ページ本文:
最終更新日:2024-06-12
定額減税スタート 給与+年金受給者は確定申告で調整を
- 2024/06/12
令和6年度税制改正の目玉である定額減税がいよいよ6月からスタートした。各地で定額減税の説明会が開催されているが、聞こえてくるのは「仕組みが複雑すぎる」という声だ。また、専門家からは「その効果に疑問あり」として見方だ。
1.仕組みが複雑で事務負担も重くのしかかる
6月から始まった「定額減税」。デフレ脱却を目的として岸田政権が満を持して実施するこの定額減税は、令和6年分の所得税から3万円、令和6年度分の個人住民税から1万円の1人あたり計4万円を減税するもの。夫婦と子ども2人の4人世帯であれば計16万円が減税となる(一定の高額所得者等は対象外)。
サラリーマンなどの給与所得者の場合、6月1日以降最初に支払いを受ける給与等(賞与含む)にかかる源泉徴収税額から控除するが、控除しきれない分については翌月以降の令和6年分の給与等から順次控除。個人住民税については、「定額減税後の税額」の11分の1の額を今年7月から来年5月まで11ヵ月間、均一に徴収する。公的年金等も定額減税の対象だ。給与と同様に今年6月1日以後最初に支払われる公的年金等から控除される(住民税については10月以降)。控除しきれない金額がある場合は、以後支払われる公的年金等から順次控除される。

目標:
定額減税を扱った記事の続きを、最後の文の直後から書き進めてください。

提示された記録:

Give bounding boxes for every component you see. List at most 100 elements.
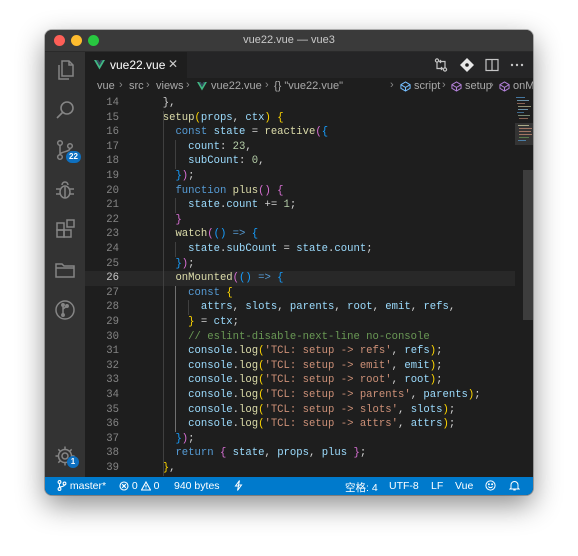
code-text: watch(() => { xyxy=(175,227,258,242)
code-token: state xyxy=(188,199,220,212)
breadcrumb-module[interactable]: {} "vue22.vue" xyxy=(274,80,343,92)
code-line[interactable]: 16 const state = reactive({ xyxy=(85,125,515,140)
code-token: emit xyxy=(404,359,430,372)
code-token: subCount xyxy=(226,243,278,255)
split-editor-icon[interactable] xyxy=(484,57,500,73)
code-token: ; xyxy=(366,243,373,255)
code-token: 'TCL: setup -> emit' xyxy=(264,359,392,372)
code-line[interactable]: 39}, xyxy=(85,461,515,476)
code-editor[interactable]: 14}, 15 setup(props, ctx) {16 const state =… xyxy=(85,95,533,477)
branch-status[interactable]: master* xyxy=(57,480,106,492)
code-line[interactable]: 32 console.log('TCL: setup -> emit', emit… xyxy=(85,359,515,374)
code-text: console.log('TCL: setup -> root', root); xyxy=(188,373,442,388)
code-token: root xyxy=(404,374,430,387)
line-number: 29 xyxy=(106,316,119,328)
breadcrumb-file[interactable]: vue22.vue xyxy=(211,80,262,92)
breadcrumb-separator: › xyxy=(390,79,394,91)
code-line[interactable]: 17 count: 23, xyxy=(85,140,515,155)
code-text: count: 23, xyxy=(188,140,252,155)
code-line[interactable]: 25}); xyxy=(85,257,515,272)
indentation-status[interactable]: 空格: 4 xyxy=(345,480,378,495)
code-line[interactable]: 34 console.log('TCL: setup -> parents', p… xyxy=(85,388,515,403)
code-line[interactable]: 23 watch(() => { xyxy=(85,227,515,242)
line-number: 24 xyxy=(106,243,119,255)
folder-icon[interactable] xyxy=(53,258,77,282)
code-line[interactable]: 29} = ctx; xyxy=(85,315,515,330)
code-text: const { xyxy=(188,286,233,301)
more-actions-icon[interactable] xyxy=(509,57,525,73)
branch-name: master* xyxy=(69,480,107,492)
code-token: ; xyxy=(436,374,443,387)
code-line[interactable]: 33 console.log('TCL: setup -> root', root… xyxy=(85,373,515,388)
code-line[interactable]: 14}, xyxy=(85,96,515,111)
code-line[interactable]: 20 function plus() { xyxy=(85,184,515,199)
code-token: , xyxy=(410,389,424,401)
code-line[interactable]: 28 attrs, slots, parents, root, emit, ref… xyxy=(85,300,515,315)
title-bar: vue22.vue — vue3 xyxy=(45,30,533,52)
search-icon[interactable] xyxy=(53,98,77,122)
encoding-status[interactable]: UTF-8 xyxy=(389,480,419,492)
code-line[interactable]: 26 onMounted(() => { xyxy=(85,271,515,286)
breadcrumb-separator: › xyxy=(119,79,123,91)
source-control-badge: 22 xyxy=(66,151,81,163)
feedback-smiley-icon[interactable] xyxy=(485,480,496,492)
code-token: = xyxy=(194,316,214,328)
code-text: }); xyxy=(175,169,194,184)
code-token: plus xyxy=(232,184,259,197)
files-icon[interactable] xyxy=(53,58,77,82)
indent-guide xyxy=(175,285,177,432)
code-line[interactable]: 30 // eslint-disable-next-line no-console xyxy=(85,330,515,345)
code-line[interactable]: 38 return { state, props, plus }; xyxy=(85,446,515,461)
breadcrumb-views[interactable]: views xyxy=(156,80,184,92)
breadcrumb-vue[interactable]: vue xyxy=(97,80,115,92)
breadcrumb-onmounted[interactable]: onMount xyxy=(513,80,533,92)
lightning-icon[interactable] xyxy=(234,480,243,492)
indent-guide xyxy=(175,139,177,169)
open-changes-icon[interactable] xyxy=(433,57,449,73)
code-line[interactable]: 19}); xyxy=(85,169,515,184)
vertical-scrollbar[interactable] xyxy=(523,170,533,320)
code-token: ; xyxy=(188,170,195,182)
code-token: , xyxy=(397,403,411,416)
code-line[interactable]: 31 console.log('TCL: setup -> refs', refs… xyxy=(85,344,515,359)
code-line[interactable]: 27 const { xyxy=(85,286,515,301)
line-number: 35 xyxy=(106,403,119,416)
close-icon[interactable]: ✕ xyxy=(168,57,178,71)
code-line[interactable]: 22} xyxy=(85,213,515,228)
code-token: console xyxy=(188,345,233,358)
code-line[interactable]: 36 console.log('TCL: setup -> attrs', att… xyxy=(85,417,515,432)
gear-icon[interactable]: 1 xyxy=(53,444,79,468)
breadcrumb-setup[interactable]: setup xyxy=(465,80,492,92)
eol-status[interactable]: LF xyxy=(431,480,443,492)
code-line[interactable]: 15 setup(props, ctx) { xyxy=(85,111,515,126)
line-number: 17 xyxy=(106,140,119,153)
code-line[interactable]: 35 console.log('TCL: setup -> slots', slo… xyxy=(85,403,515,418)
code-token: ; xyxy=(289,199,297,212)
line-number: 16 xyxy=(106,126,119,139)
file-size[interactable]: 940 bytes xyxy=(174,480,220,492)
code-line[interactable]: 21 state.count += 1; xyxy=(85,198,515,213)
tab-vue22-vue[interactable]: vue22.vue ✕ xyxy=(85,52,188,78)
breadcrumb-script[interactable]: script xyxy=(414,80,440,92)
code-text: }); xyxy=(175,257,194,272)
extensions-icon[interactable] xyxy=(53,218,77,242)
code-line[interactable]: 37}); xyxy=(85,432,515,447)
code-token: ctx xyxy=(245,111,265,124)
git-lens-icon[interactable] xyxy=(459,57,475,73)
breadcrumb-src[interactable]: src xyxy=(129,80,144,92)
code-token: , xyxy=(448,301,456,314)
git-graph-icon[interactable] xyxy=(53,298,77,322)
bug-icon[interactable] xyxy=(53,178,77,202)
code-token: , xyxy=(334,301,348,314)
code-token: console xyxy=(188,389,233,401)
code-line[interactable]: 18 subCount: 0, xyxy=(85,154,515,169)
notifications-bell-icon[interactable] xyxy=(508,480,521,492)
vue-file-icon xyxy=(197,82,207,91)
source-control-icon[interactable]: 22 xyxy=(53,138,81,163)
warning-count: 0 xyxy=(153,480,160,492)
language-mode[interactable]: Vue xyxy=(455,480,473,492)
code-token: , xyxy=(232,111,246,124)
code-line[interactable]: 24 state.subCount = state.count; xyxy=(85,242,515,257)
breadcrumb: vue › src › views › vue22.vue › {} "vue2… xyxy=(85,78,533,95)
problems-status[interactable]: 0 0 xyxy=(119,480,159,492)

解答例:
ここで気になるのが公的年金等と給与所得を同時に受給しているケース。公的年金等と給与所得の2つの収入がある場合、その両方から定額減税が行われることになるが、こうした定額減税の重複控除については確定申告で最終的な年間の所得税額と定額減税額の精算を行うことになる。ただし、重複控除されていることだけをもって確定申告の義務は発生しない。確定申告することで税金が還付される人や、その年の公的年金等の収入金額が400万円以下で、かつ、その年分の公的年金等に係る雑所得以外の所得金額が20万円以下であることにより確定申告が不要とされている人など一定の人については、必ずしも確定申告をする必要はない。
定額減税の政策目的は、賃金上昇が物価高に追いついていないことによる負担感を緩和すること。デフレ脱却のための一時的な措置として実施するいわば応急手当であるが、控除が複数月に別れることなどから給付に比べて実感を感じづらいという声も多く、効果のほどは不透明だ。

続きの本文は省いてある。